Your instructions =
Return all lines from the listing below in which the string "carattere" occurs.

Supplied material =
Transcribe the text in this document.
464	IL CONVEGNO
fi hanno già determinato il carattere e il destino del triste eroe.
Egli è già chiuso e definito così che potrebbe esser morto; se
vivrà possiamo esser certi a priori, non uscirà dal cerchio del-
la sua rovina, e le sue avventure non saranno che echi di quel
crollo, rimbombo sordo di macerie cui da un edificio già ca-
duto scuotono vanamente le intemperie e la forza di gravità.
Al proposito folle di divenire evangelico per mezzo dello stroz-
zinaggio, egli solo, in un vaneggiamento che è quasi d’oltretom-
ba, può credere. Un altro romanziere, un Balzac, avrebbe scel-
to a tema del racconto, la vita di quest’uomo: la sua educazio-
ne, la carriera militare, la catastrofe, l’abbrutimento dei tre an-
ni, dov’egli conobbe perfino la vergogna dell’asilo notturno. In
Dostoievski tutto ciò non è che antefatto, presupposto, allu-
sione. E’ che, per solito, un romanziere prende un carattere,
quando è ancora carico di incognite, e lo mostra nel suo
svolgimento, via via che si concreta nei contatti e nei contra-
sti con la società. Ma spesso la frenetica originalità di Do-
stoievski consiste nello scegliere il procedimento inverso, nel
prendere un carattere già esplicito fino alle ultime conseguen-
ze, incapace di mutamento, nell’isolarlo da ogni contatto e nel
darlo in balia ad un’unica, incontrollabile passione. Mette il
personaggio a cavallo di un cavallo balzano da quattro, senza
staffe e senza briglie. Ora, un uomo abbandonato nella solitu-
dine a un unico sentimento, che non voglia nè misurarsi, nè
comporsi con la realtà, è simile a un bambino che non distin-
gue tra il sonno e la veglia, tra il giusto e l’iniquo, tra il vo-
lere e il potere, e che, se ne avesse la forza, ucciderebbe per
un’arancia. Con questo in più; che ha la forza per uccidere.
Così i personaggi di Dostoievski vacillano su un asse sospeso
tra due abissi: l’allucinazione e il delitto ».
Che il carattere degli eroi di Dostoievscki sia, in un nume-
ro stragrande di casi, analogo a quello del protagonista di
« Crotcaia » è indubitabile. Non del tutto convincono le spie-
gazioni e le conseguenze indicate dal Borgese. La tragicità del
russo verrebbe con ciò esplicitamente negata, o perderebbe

Solution for this task =
fi hanno già determinato il carattere e il destino del triste eroe.
sione. E’ che, per solito, un romanziere prende un carattere,
prendere un carattere già esplicito fino alle ultime conseguen-
Che il carattere degli eroi di Dostoievscki sia, in un nume-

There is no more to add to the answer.